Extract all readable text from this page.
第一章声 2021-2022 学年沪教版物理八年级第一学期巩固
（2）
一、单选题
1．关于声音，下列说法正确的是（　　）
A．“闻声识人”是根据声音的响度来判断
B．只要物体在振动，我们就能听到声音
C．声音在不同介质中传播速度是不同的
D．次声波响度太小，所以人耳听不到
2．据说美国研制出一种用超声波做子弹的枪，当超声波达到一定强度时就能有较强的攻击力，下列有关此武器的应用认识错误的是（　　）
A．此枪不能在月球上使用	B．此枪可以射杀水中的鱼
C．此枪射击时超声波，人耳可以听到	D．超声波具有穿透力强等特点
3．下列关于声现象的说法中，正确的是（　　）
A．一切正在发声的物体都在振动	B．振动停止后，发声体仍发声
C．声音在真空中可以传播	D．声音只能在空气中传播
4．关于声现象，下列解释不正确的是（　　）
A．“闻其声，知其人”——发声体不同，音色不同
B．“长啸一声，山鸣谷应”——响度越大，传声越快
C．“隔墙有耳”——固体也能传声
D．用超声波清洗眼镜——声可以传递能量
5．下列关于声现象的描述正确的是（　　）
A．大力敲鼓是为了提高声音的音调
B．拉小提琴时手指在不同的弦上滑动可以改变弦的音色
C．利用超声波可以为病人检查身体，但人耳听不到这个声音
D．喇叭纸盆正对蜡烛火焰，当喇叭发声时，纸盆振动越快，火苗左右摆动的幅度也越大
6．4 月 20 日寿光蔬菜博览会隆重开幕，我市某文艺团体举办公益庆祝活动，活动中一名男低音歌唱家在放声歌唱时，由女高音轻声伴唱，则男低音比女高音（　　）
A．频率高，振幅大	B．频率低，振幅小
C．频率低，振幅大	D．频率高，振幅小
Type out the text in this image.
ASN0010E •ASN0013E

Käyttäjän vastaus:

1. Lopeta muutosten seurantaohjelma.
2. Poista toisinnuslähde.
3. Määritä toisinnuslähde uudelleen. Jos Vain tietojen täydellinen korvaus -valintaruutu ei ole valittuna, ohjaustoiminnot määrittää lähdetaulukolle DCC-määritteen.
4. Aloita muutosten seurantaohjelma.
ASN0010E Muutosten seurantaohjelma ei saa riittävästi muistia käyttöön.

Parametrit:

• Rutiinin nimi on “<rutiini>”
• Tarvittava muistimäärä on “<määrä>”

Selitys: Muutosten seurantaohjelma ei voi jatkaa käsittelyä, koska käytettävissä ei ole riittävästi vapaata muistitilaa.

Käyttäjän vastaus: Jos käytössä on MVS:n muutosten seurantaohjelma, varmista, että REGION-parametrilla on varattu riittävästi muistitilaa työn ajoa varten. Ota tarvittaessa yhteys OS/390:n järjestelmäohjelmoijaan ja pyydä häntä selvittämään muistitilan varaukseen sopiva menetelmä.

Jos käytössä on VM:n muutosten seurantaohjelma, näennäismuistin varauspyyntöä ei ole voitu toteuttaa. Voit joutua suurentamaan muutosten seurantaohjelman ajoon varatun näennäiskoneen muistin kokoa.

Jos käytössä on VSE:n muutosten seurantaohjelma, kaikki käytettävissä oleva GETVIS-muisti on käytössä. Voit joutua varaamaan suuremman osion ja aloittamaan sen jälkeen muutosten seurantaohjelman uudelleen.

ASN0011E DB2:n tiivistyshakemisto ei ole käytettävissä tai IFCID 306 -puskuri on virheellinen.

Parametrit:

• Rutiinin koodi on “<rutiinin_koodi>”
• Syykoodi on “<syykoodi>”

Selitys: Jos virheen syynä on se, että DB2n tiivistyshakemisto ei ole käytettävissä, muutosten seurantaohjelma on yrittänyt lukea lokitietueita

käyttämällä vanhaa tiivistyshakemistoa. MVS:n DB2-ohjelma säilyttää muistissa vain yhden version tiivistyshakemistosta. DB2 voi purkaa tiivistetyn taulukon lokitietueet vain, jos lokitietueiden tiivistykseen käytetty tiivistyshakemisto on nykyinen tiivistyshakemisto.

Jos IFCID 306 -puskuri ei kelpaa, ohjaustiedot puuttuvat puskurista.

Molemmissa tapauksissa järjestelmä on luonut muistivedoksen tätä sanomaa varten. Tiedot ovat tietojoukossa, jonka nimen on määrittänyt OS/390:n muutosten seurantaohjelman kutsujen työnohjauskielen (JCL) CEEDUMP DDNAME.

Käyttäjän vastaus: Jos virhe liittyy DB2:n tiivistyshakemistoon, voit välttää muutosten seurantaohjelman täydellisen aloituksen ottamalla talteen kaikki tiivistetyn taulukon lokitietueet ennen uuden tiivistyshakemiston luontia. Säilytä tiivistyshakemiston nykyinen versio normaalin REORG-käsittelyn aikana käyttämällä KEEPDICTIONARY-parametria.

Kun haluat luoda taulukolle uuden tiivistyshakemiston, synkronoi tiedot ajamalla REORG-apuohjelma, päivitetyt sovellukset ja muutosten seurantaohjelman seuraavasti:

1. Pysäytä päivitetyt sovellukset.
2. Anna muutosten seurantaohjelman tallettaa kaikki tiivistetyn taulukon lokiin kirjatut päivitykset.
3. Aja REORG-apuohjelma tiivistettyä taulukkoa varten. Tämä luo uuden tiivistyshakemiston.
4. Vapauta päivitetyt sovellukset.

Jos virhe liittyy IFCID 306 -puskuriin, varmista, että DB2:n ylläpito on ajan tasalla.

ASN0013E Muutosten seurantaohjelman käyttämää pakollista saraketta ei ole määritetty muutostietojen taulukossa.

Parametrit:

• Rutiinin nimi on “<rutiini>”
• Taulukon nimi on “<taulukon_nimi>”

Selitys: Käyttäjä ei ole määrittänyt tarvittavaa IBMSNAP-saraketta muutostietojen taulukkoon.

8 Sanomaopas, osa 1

### Task details
Reproduce the records in full, exactly as written.

### Solved problem
Extract all readable text from this page.
第一章声 2021-2022 学年沪教版物理八年级第一学期巩固
（2）
一、单选题
1．关于声音，下列说法正确的是（　　）
A．“闻声识人”是根据声音的响度来判断
B．只要物体在振动，我们就能听到声音
C．声音在不同介质中传播速度是不同的
D．次声波响度太小，所以人耳听不到
2．据说美国研制出一种用超声波做子弹的枪，当超声波达到一定强度时就能有较强的攻击力，下列有关此武器的应用认识错误的是（　　）
A．此枪不能在月球上使用	B．此枪可以射杀水中的鱼
C．此枪射击时超声波，人耳可以听到	D．超声波具有穿透力强等特点
3．下列关于声现象的说法中，正确的是（　　）
A．一切正在发声的物体都在振动	B．振动停止后，发声体仍发声
C．声音在真空中可以传播	D．声音只能在空气中传播
4．关于声现象，下列解释不正确的是（　　）
A．“闻其声，知其人”——发声体不同，音色不同
B．“长啸一声，山鸣谷应”——响度越大，传声越快
C．“隔墙有耳”——固体也能传声
D．用超声波清洗眼镜——声可以传递能量
5．下列关于声现象的描述正确的是（　　）
A．大力敲鼓是为了提高声音的音调
B．拉小提琴时手指在不同的弦上滑动可以改变弦的音色
C．利用超声波可以为病人检查身体，但人耳听不到这个声音
D．喇叭纸盆正对蜡烛火焰，当喇叭发声时，纸盆振动越快，火苗左右摆动的幅度也越大
6．4 月 20 日寿光蔬菜博览会隆重开幕，我市某文艺团体举办公益庆祝活动，活动中一名男低音歌唱家在放声歌唱时，由女高音轻声伴唱，则男低音比女高音（　　）
A．频率高，振幅大	B．频率低，振幅小
C．频率低，振幅大	D．频率高，振幅小
Type out the text in this image.
ASN0010E •ASN0013E

Käyttäjän vastaus:

1. Lopeta muutosten seurantaohjelma.
2. Poista toisinnuslähde.
3. Määritä toisinnuslähde uudelleen. Jos Vain tietojen täydellinen korvaus -valintaruutu ei ole valittuna, ohjaustoiminnot määrittää lähdetaulukolle DCC-määritteen.
4. Aloita muutosten seurantaohjelma.
ASN0010E Muutosten seurantaohjelma ei saa riittävästi muistia käyttöön.

Parametrit:

• Rutiinin nimi on “<rutiini>”
• Tarvittava muistimäärä on “<määrä>”

Selitys: Muutosten seurantaohjelma ei voi jatkaa käsittelyä, koska käytettävissä ei ole riittävästi vapaata muistitilaa.

Käyttäjän vastaus: Jos käytössä on MVS:n muutosten seurantaohjelma, varmista, että REGION-parametrilla on varattu riittävästi muistitilaa työn ajoa varten. Ota tarvittaessa yhteys OS/390:n järjestelmäohjelmoijaan ja pyydä häntä selvittämään muistitilan varaukseen sopiva menetelmä.

Jos käytössä on VM:n muutosten seurantaohjelma, näennäismuistin varauspyyntöä ei ole voitu toteuttaa. Voit joutua suurentamaan muutosten seurantaohjelman ajoon varatun näennäiskoneen muistin kokoa.

Jos käytössä on VSE:n muutosten seurantaohjelma, kaikki käytettävissä oleva GETVIS-muisti on käytössä. Voit joutua varaamaan suuremman osion ja aloittamaan sen jälkeen muutosten seurantaohjelman uudelleen.

ASN0011E DB2:n tiivistyshakemisto ei ole käytettävissä tai IFCID 306 -puskuri on virheellinen.

Parametrit:

• Rutiinin koodi on “<rutiinin_koodi>”
• Syykoodi on “<syykoodi>”

Selitys: Jos virheen syynä on se, että DB2n tiivistyshakemisto ei ole käytettävissä, muutosten seurantaohjelma on yrittänyt lukea lokitietueita

käyttämällä vanhaa tiivistyshakemistoa. MVS:n DB2-ohjelma säilyttää muistissa vain yhden version tiivistyshakemistosta. DB2 voi purkaa tiivistetyn taulukon lokitietueet vain, jos lokitietueiden tiivistykseen käytetty tiivistyshakemisto on nykyinen tiivistyshakemisto.

Jos IFCID 306 -puskuri ei kelpaa, ohjaustiedot puuttuvat puskurista.

Molemmissa tapauksissa järjestelmä on luonut muistivedoksen tätä sanomaa varten. Tiedot ovat tietojoukossa, jonka nimen on määrittänyt OS/390:n muutosten seurantaohjelman kutsujen työnohjauskielen (JCL) CEEDUMP DDNAME.

Käyttäjän vastaus: Jos virhe liittyy DB2:n tiivistyshakemistoon, voit välttää muutosten seurantaohjelman täydellisen aloituksen ottamalla talteen kaikki tiivistetyn taulukon lokitietueet ennen uuden tiivistyshakemiston luontia. Säilytä tiivistyshakemiston nykyinen versio normaalin REORG-käsittelyn aikana käyttämällä KEEPDICTIONARY-parametria.

Kun haluat luoda taulukolle uuden tiivistyshakemiston, synkronoi tiedot ajamalla REORG-apuohjelma, päivitetyt sovellukset ja muutosten seurantaohjelman seuraavasti:

1. Pysäytä päivitetyt sovellukset.
2. Anna muutosten seurantaohjelman tallettaa kaikki tiivistetyn taulukon lokiin kirjatut päivitykset.
3. Aja REORG-apuohjelma tiivistettyä taulukkoa varten. Tämä luo uuden tiivistyshakemiston.
4. Vapauta päivitetyt sovellukset.

Jos virhe liittyy IFCID 306 -puskuriin, varmista, että DB2:n ylläpito on ajan tasalla.

ASN0013E Muutosten seurantaohjelman käyttämää pakollista saraketta ei ole määritetty muutostietojen taulukossa.

Parametrit:

• Rutiinin nimi on “<rutiini>”
• Taulukon nimi on “<taulukon_nimi>”

Selitys: Käyttäjä ei ole määrittänyt tarvittavaa IBMSNAP-saraketta muutostietojen taulukkoon.

8 Sanomaopas, osa 1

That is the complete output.